## Exercise instructions
Each line containing the word "الصدقة" should be found and copied.

* Begin *

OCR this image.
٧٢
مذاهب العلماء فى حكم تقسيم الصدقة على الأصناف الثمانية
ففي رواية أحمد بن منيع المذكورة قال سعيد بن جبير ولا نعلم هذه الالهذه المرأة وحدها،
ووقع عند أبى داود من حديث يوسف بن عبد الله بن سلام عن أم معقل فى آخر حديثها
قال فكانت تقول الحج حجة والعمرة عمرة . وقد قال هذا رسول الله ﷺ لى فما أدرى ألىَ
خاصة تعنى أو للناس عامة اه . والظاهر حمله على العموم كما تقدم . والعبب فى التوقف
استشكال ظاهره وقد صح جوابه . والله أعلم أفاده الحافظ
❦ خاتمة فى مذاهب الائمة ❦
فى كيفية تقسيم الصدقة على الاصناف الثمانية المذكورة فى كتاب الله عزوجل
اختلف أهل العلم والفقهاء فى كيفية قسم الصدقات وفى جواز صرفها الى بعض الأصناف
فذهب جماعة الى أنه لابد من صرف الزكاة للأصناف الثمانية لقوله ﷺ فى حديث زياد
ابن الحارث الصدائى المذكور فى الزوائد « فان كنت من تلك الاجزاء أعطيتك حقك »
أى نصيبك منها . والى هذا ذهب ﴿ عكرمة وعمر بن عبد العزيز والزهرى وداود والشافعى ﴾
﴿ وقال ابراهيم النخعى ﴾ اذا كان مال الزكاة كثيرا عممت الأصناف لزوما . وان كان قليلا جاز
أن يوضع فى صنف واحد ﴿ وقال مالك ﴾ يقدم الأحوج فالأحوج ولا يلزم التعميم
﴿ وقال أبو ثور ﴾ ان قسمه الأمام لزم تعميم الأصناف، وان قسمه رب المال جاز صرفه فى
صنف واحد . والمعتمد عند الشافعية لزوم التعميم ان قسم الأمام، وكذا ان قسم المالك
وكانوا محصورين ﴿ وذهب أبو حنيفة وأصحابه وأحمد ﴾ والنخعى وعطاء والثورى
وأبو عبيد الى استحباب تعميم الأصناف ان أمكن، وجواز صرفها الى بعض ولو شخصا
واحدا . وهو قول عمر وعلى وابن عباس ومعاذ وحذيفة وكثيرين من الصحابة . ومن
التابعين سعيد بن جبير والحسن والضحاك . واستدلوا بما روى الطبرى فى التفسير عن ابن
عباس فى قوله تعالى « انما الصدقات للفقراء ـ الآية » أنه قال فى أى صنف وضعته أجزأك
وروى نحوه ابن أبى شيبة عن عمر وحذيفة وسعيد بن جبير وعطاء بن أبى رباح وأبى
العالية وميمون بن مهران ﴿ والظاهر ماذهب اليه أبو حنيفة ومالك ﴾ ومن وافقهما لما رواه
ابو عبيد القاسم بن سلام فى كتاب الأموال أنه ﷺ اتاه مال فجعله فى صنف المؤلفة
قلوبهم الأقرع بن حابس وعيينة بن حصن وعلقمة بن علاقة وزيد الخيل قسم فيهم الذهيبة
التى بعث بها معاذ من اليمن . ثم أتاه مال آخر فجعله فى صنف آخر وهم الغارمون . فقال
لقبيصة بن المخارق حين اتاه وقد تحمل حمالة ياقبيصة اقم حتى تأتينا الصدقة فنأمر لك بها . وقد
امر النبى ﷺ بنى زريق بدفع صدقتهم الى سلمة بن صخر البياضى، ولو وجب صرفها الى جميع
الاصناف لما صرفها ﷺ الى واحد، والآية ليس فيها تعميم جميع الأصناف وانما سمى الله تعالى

* End *
* Begin *

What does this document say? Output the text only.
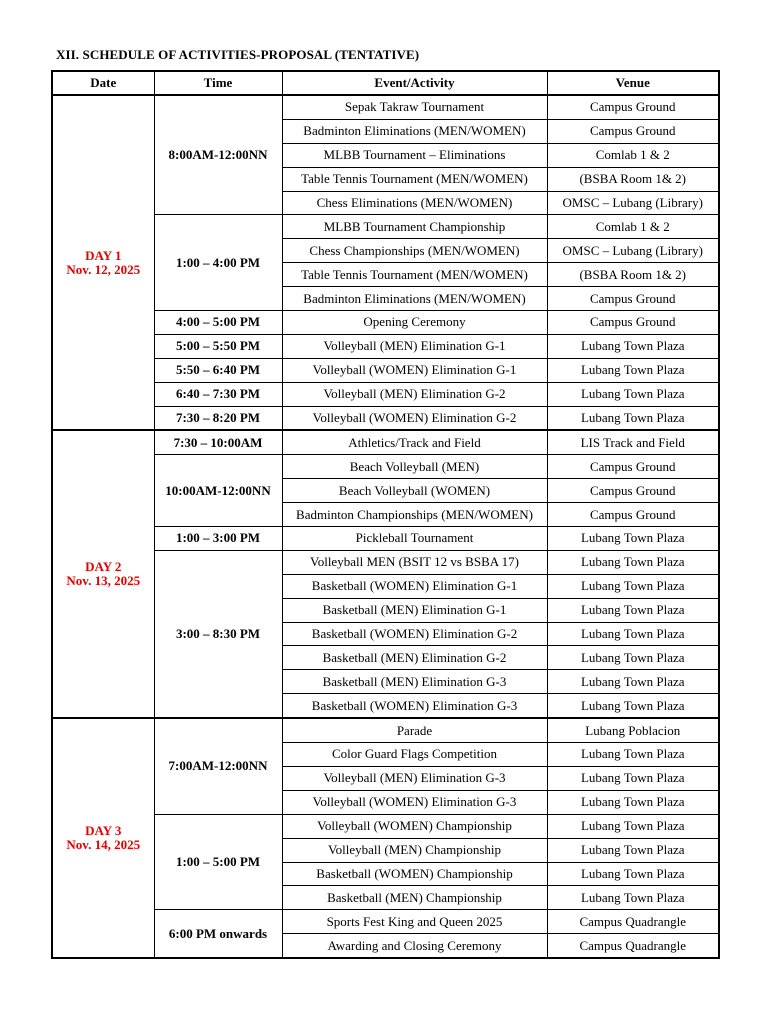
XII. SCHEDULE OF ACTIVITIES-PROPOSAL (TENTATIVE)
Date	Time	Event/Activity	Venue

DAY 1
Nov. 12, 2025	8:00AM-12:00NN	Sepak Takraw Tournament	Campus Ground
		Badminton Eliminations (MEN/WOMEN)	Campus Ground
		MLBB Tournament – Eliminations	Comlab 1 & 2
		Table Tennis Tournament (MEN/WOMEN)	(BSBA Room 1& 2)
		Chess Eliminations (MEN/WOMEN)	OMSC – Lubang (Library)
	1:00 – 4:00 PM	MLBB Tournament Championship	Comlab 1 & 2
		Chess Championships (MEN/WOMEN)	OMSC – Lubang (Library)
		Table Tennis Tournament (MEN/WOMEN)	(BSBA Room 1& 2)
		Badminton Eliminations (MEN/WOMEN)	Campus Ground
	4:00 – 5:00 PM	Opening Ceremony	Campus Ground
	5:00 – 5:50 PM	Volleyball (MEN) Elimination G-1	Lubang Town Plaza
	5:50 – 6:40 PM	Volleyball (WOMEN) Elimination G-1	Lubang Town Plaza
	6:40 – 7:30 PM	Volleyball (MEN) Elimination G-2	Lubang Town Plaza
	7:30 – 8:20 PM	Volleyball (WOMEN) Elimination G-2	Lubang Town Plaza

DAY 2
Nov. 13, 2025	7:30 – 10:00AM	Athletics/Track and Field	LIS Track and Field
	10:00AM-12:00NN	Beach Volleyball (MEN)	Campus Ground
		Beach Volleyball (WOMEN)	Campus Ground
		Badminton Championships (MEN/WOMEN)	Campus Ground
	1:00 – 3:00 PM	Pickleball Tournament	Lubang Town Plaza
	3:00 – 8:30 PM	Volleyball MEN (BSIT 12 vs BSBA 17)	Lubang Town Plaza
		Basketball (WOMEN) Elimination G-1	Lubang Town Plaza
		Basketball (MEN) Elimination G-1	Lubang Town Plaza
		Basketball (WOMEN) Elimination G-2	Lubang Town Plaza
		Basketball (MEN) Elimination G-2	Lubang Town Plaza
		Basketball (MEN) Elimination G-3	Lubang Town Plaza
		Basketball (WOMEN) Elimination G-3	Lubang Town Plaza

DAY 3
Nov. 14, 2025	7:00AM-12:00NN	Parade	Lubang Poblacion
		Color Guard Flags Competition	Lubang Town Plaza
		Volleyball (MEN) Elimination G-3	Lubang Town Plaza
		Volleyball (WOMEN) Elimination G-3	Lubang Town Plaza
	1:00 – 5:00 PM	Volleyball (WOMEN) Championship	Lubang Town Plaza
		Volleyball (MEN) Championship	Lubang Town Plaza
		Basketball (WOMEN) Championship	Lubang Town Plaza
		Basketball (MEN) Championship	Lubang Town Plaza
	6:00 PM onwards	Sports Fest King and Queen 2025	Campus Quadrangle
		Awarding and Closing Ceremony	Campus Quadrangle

* End *
* Begin *

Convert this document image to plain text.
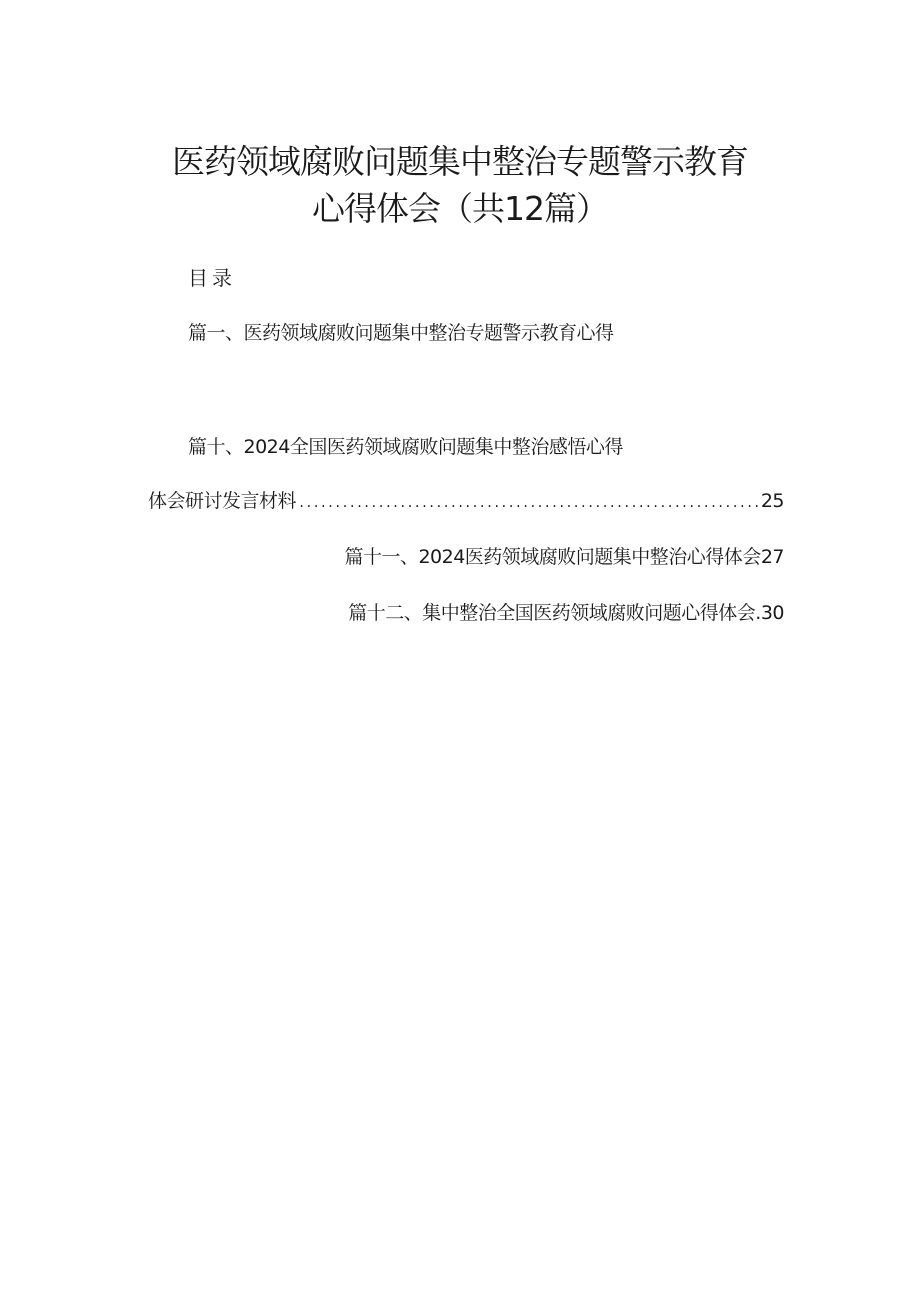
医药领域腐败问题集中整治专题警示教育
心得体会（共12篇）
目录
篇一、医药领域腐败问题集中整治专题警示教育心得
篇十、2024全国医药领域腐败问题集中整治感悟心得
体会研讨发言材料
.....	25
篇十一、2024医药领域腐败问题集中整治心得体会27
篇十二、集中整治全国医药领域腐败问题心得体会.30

* End *

## The response
مذاهب العلماء فى حكم تقسيم الصدقة على الأصناف الثمانية
فى كيفية تقسيم الصدقة على الاصناف الثمانية المذكورة فى كتاب الله عزوجل
لقبيصة بن المخارق حين اتاه وقد تحمل حمالة ياقبيصة اقم حتى تأتينا الصدقة فنأمر لك بها . وقد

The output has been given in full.